- **Problem**
Take the part that opens with the line containing "501, 773, 525]" and closes with the line containing "833, 764, 857]". Write those lines out again with "施工" changed to "建设" and nothing else altered.

[Collected data entries]
--------------------
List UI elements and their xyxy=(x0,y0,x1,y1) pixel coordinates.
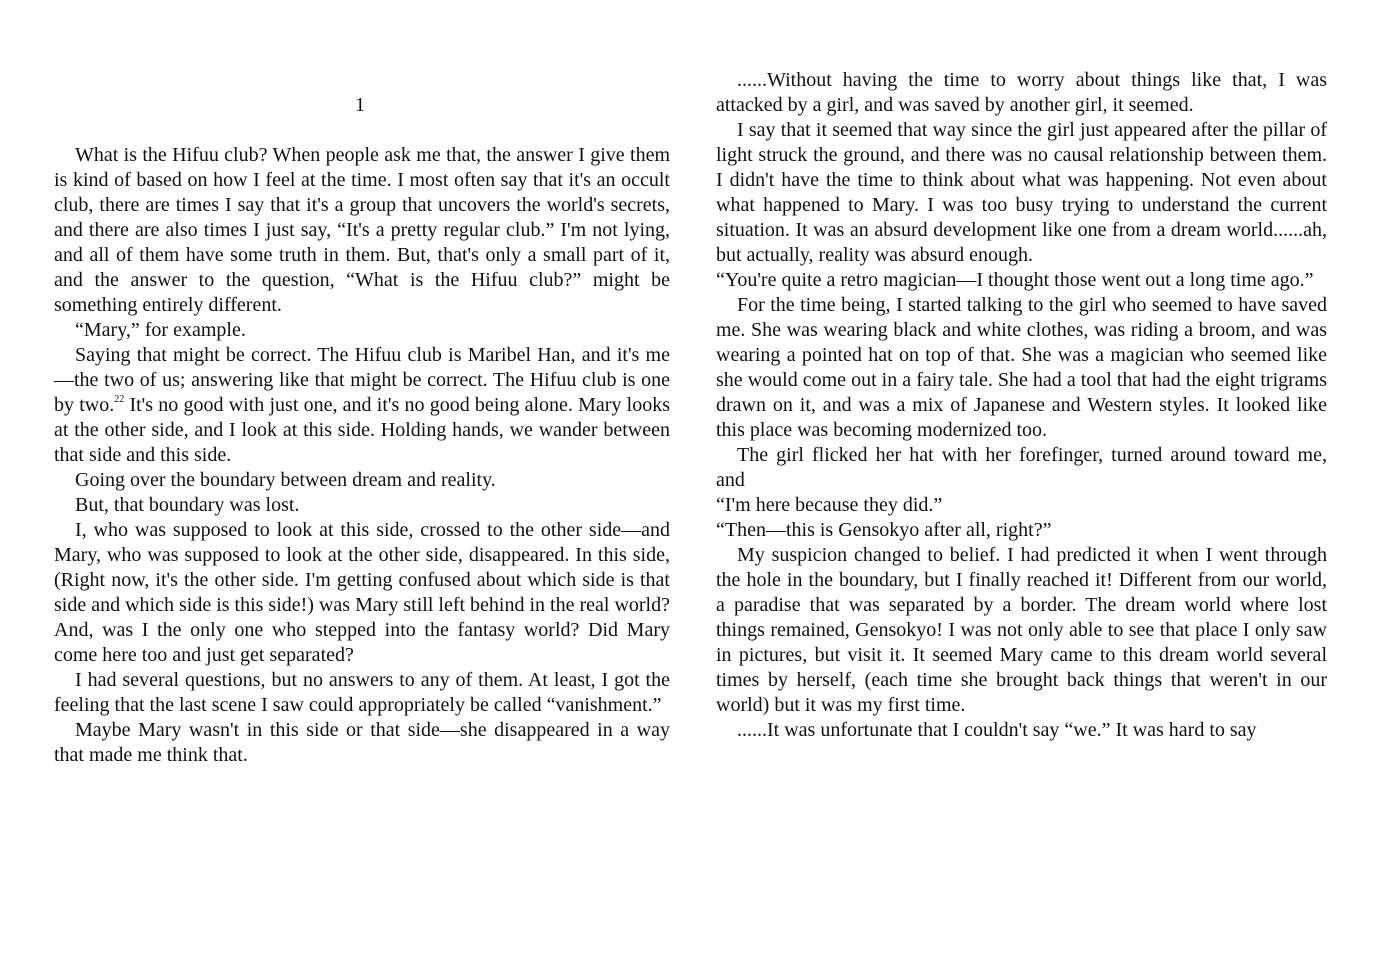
paragraph: My suspicion changed to belief. I had predicted it when I went through the hole in the boundary, but I finally reached it! Different from our world, a paradise that was separated by a border. The dream world where lost things remained, Gensokyo! I was not only able to see that place I only saw in pictures, but visit it. It seemed Mary came to this dream world several times by herself, (each time she brought back things that weren't in our world) but it was my first time. xyxy=(716,544,1327,716)
paragraph: ......Without having the time to worry about things like that, I was attacked by a girl, and was saved by another girl, it seemed. xyxy=(716,69,1327,116)
footnote-marker: 22 xyxy=(114,394,125,405)
paragraph: I had several questions, but no answers to any of them. At least, I got the feeling that the last scene I saw could appropriately be called “vanishment.” xyxy=(54,669,670,716)
paragraph: But, that boundary was lost. xyxy=(75,494,300,516)
paragraph xyxy=(54,343,670,468)
paragraph: The girl flicked her hat with her forefinger, turned around toward me, and xyxy=(716,444,1327,491)
dialogue-line: “You're quite a retro magician—I thought those went out a long time ago.” xyxy=(716,269,1314,291)
left-page xyxy=(54,93,670,768)
paragraph: Going over the boundary between dream and reality. xyxy=(75,469,496,491)
paragraph-text: It's no good with just one, and it's no good being alone. Mary looks at the other side, and I look at this side. Holding hands, we wander between that side and this side. xyxy=(54,394,670,466)
paragraph: “Mary,” for example. xyxy=(75,319,246,341)
right-page xyxy=(716,68,1327,743)
paragraph: What is the Hifuu club? When people ask me that, the answer I give them is kind of based on how I feel at the time. I most often say that it's an occult club, there are times I say that it's a group that uncovers the world's secrets, and there are also times I just say, “It's a pretty regular club.” I'm not lying, and all of them have some truth in them. But, that's only a small part of it, and the answer to the question, “What is the Hifuu club?” might be something entirely different. xyxy=(54,144,670,316)
paragraph: ......It was unfortunate that I couldn't say “we.” It was hard to say xyxy=(737,719,1257,741)
dialogue-line: “I'm here because they did.” xyxy=(716,494,943,516)
paragraph-text: Saying that might be correct. The Hifuu club is Maribel Han, and it's me—the two of us; answering like that might be correct. The Hifuu club is one by two. xyxy=(54,344,670,416)
paragraph: I say that it seemed that way since the girl just appeared after the pillar of light struck the ground, and there was no causal relationship between them. I didn't have the time to think about what was happening. Not even about what happened to Mary. I was too busy trying to understand the current situation. It was an absurd development like one from a dream world......ah, but actually, reality was absurd enough. xyxy=(716,119,1327,266)
paragraph: For the time being, I started talking to the girl who seemed to have saved me. She was wearing black and white clothes, was riding a broom, and was wearing a pointed hat on top of that. She was a magician who seemed like she would come out in a fairy tale. She had a tool that had the eight trigrams drawn on it, and was a mix of Japanese and Western styles. It looked like this place was becoming modernized too. xyxy=(716,294,1327,441)
dialogue-line: “Then—this is Gensokyo after all, right?” xyxy=(716,519,1052,541)
paragraph: I, who was supposed to look at this side, crossed to the other side—and Mary, who was supposed to look at the other side, disappeared. In this side, (Right now, it's the other side. I'm getting confused about which side is that side and which side is this side!) was Mary still left behind in the real world? And, was I the only one who stepped into the fantasy world? Did Mary come here too and just get separated? xyxy=(54,519,670,666)
paragraph: Maybe Mary wasn't in this side or that side—she disappeared in a way that made me think that. xyxy=(54,719,670,766)
chapter-number: 1 xyxy=(355,94,365,116)
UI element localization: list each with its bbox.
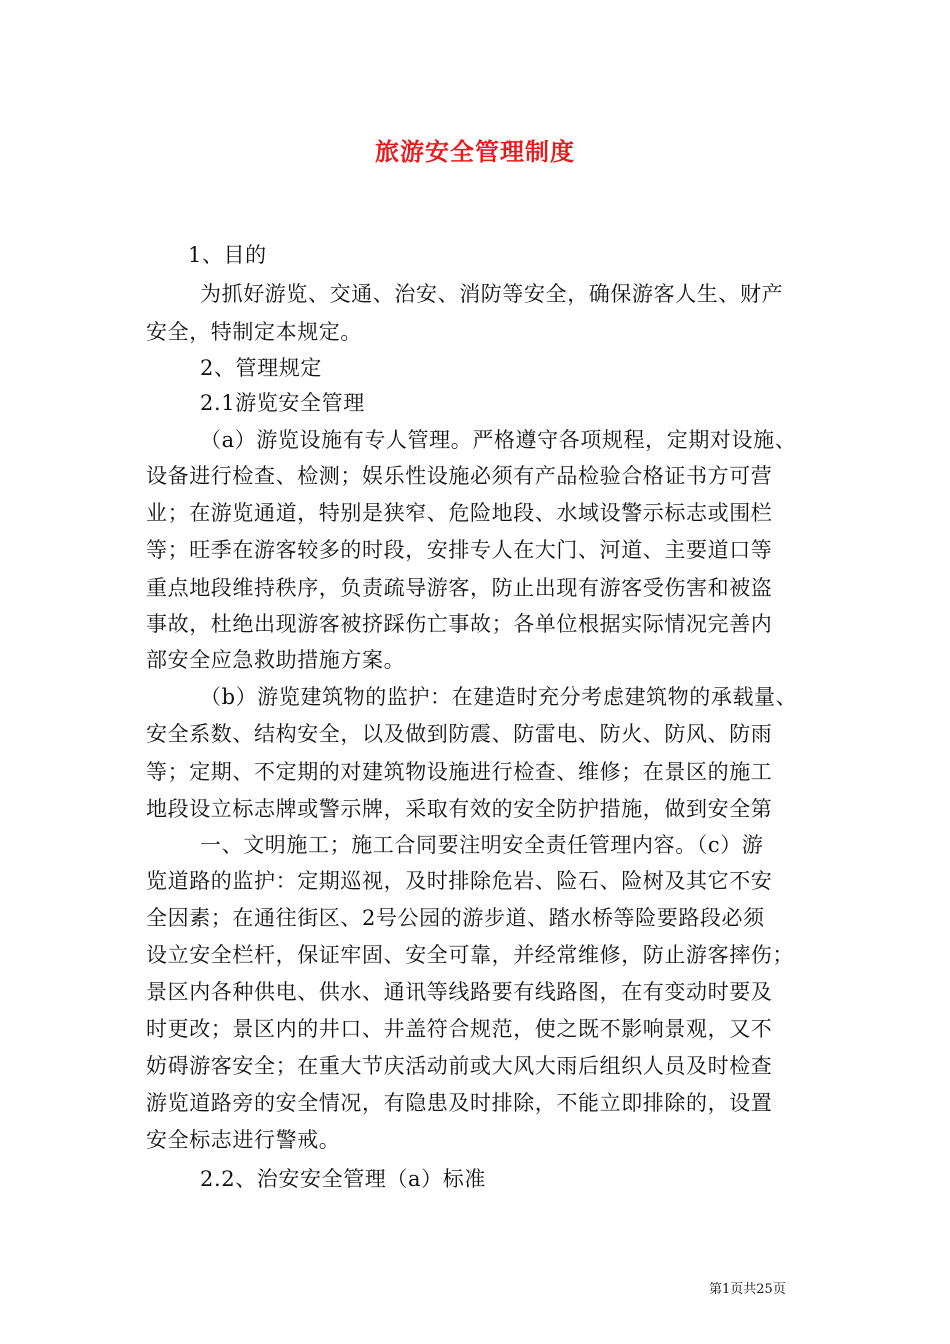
paragraph-line: 业；在游览通道，特别是狭窄、危险地段、水域设警示标志或围栏	[146, 501, 773, 525]
paragraph-line: 安全，特制定本规定。	[146, 320, 362, 344]
paragraph-line: 设备进行检查、检测；娱乐性设施必须有产品检验合格证书方可营	[146, 464, 773, 488]
section-heading: 2、管理规定	[200, 356, 322, 380]
paragraph-line: 览道路的监护：定期巡视，及时排除危岩、险石、险树及其它不安	[146, 869, 773, 893]
paragraph-line: 一、文明施工；施工合同要注明安全责任管理内容。（c）游	[200, 833, 764, 857]
paragraph-line: （a）游览设施有专人管理。严格遵守各项规程，定期对设施、	[200, 428, 797, 452]
document-title: 旅游安全管理制度	[375, 137, 575, 166]
paragraph-line: 安全标志进行警戒。	[146, 1128, 341, 1152]
paragraph-line: 事故，杜绝出现游客被挤踩伤亡事故；各单位根据实际情况完善内	[146, 612, 773, 636]
paragraph-line: 等；定期、不定期的对建筑物设施进行检查、维修；在景区的施工	[146, 760, 773, 784]
paragraph-line: 全因素；在通往街区、2号公园的游步道、踏水桥等险要路段必须	[146, 906, 765, 930]
subsection-heading: 2.2、治安安全管理（a）标准	[200, 1167, 486, 1191]
subsection-heading: 2.1游览安全管理	[200, 391, 365, 415]
paragraph-line: （b）游览建筑物的监护：在建造时充分考虑建筑物的承载量、	[200, 685, 798, 709]
section-heading: 1、目的	[188, 243, 267, 267]
paragraph-line: 为抓好游览、交通、治安、消防等安全，确保游客人生、财产	[200, 282, 784, 306]
paragraph-line: 重点地段维持秩序，负责疏导游客，防止出现有游客受伤害和被盗	[146, 576, 773, 600]
page-number-footer: 第1页共25页	[709, 1282, 786, 1297]
paragraph-line: 时更改；景区内的井口、井盖符合规范，使之既不影响景观，又不	[146, 1017, 773, 1041]
paragraph-line: 地段设立标志牌或警示牌，采取有效的安全防护措施，做到安全第	[146, 797, 773, 821]
paragraph-line: 设立安全栏杆，保证牢固、安全可靠，并经常维修，防止游客摔伤；	[146, 943, 794, 967]
paragraph-line: 妨碍游客安全；在重大节庆活动前或大风大雨后组织人员及时检查	[146, 1054, 773, 1078]
paragraph-line: 景区内各种供电、供水、通讯等线路要有线路图，在有变动时要及	[146, 980, 773, 1004]
paragraph-line: 游览道路旁的安全情况，有隐患及时排除，不能立即排除的，设置	[146, 1091, 773, 1115]
paragraph-line: 等；旺季在游客较多的时段，安排专人在大门、河道、主要道口等	[146, 538, 773, 562]
paragraph-line: 部安全应急救助措施方案。	[146, 648, 406, 672]
paragraph-line: 安全系数、结构安全，以及做到防震、防雷电、防火、防风、防雨	[146, 722, 773, 746]
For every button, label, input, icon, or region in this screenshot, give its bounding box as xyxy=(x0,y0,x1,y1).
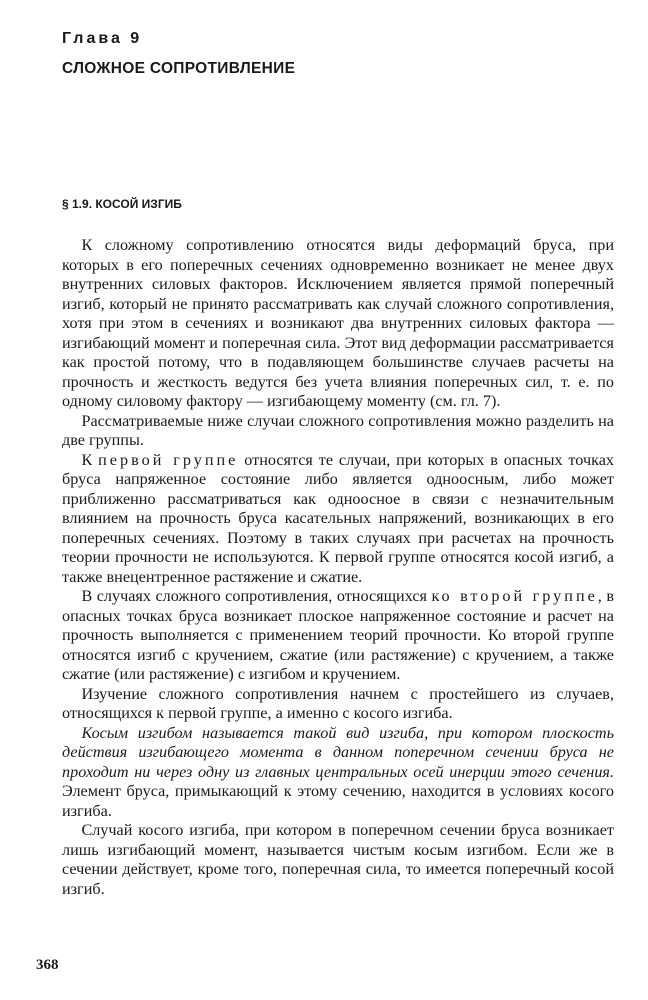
paragraph-2: Рассматриваемые ниже случаи сложного сопротивления можно разделить на две группы. xyxy=(62,411,614,449)
paragraph-4-after: , в опасных точках бруса возникает плоское напряженное состояние и расчет на прочность выполняется с применением теорий прочности. Ко второй группе относятся изгиб с кручением, сжатие (или растяжение) с кручением, а также сжатие (или растяжение) с изгибом и кручением. xyxy=(62,587,614,683)
definition-oblique-bending: Косым изгибом называется такой вид изгиба, при котором плоскость действия изгибающего момента в данном поперечном сечении бруса не проходит ни через одну из главных центральных осей инерции этого сечения. xyxy=(62,723,614,781)
paragraph-3-after: относятся те случаи, при которых в опасных точках бруса напряженное состояние либо является одноосным, либо может приближенно рассматриваться как одноосное в связи с незначительным влиянием на прочность бруса касательных напряжений, возникающих в его поперечных сечениях. Поэтому в таких случаях при расчетах на прочность теории прочности не используются. К первой группе относятся косой изгиб, а также внецентренное растяжение и сжатие. xyxy=(62,450,614,586)
paragraph-3-emphasis: первой группе xyxy=(98,450,239,469)
paragraph-6 xyxy=(62,724,614,822)
paragraph-3 xyxy=(62,451,614,588)
paragraph-5: Изучение сложного сопротивления начнем с простейшего из случаев, относящихся к первой группе, а именно с косого изгиба. xyxy=(62,684,614,722)
paragraph-4-before: В случаях сложного сопротивления, относящихся xyxy=(81,587,432,605)
page-number: 368 xyxy=(36,957,59,973)
chapter-title: СЛОЖНОЕ СОПРОТИВЛЕНИЕ xyxy=(62,60,296,77)
paragraph-3-before: К xyxy=(81,450,99,469)
paragraph-7: Случай косого изгиба, при котором в поперечном сечении бруса возникает лишь изгибающий момент, называется чистым косым изгибом. Если же в сечении действует, кроме того, поперечная сила, то имеется поперечный косой изгиб. xyxy=(62,821,614,898)
paragraph-4 xyxy=(62,587,614,685)
chapter-label: Глава 9 xyxy=(62,30,143,47)
body-text xyxy=(62,236,614,899)
paragraph-6-after: Элемент бруса, примыкающий к этому сечению, находится в условиях косого изгиба. xyxy=(62,782,614,820)
paragraph-4-emphasis: ко второй группе xyxy=(431,587,598,605)
section-heading: § 1.9. КОСОЙ ИЗГИБ xyxy=(62,197,182,211)
paragraph-1: К сложному сопротивлению относятся виды деформаций бруса, при которых в его поперечных сечениях одновременно возникает не менее двух внутренних силовых факторов. Исключением является прямой поперечный изгиб, который не принято рассматривать как случай сложного сопротивления, хотя при этом в сечениях и возникают два внутренних силовых фактора — изгибающий момент и поперечная сила. Этот вид деформации рассматривается как простой потому, что в подавляющем большинстве случаев расчеты на прочность и жесткость ведутся без учета влияния поперечных сил, т. е. по одному силовому фактору — изгибающему моменту (см. гл. 7). xyxy=(62,236,614,410)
--------------------
- **Final result**
paragraph-line: 业；在游览通道，特别是狭窄、危险地段、水域设警示标志或围栏	[146, 501, 773, 525]
paragraph-line: 安全，特制定本规定。	[146, 320, 362, 344]
paragraph-line: 设备进行检查、检测；娱乐性设施必须有产品检验合格证书方可营	[146, 464, 773, 488]
section-heading: 2、管理规定	[200, 356, 322, 380]
paragraph-line: 览道路的监护：定期巡视，及时排除危岩、险石、险树及其它不安	[146, 869, 773, 893]
paragraph-line: 一、文明建设；建设合同要注明安全责任管理内容。（c）游	[200, 833, 764, 857]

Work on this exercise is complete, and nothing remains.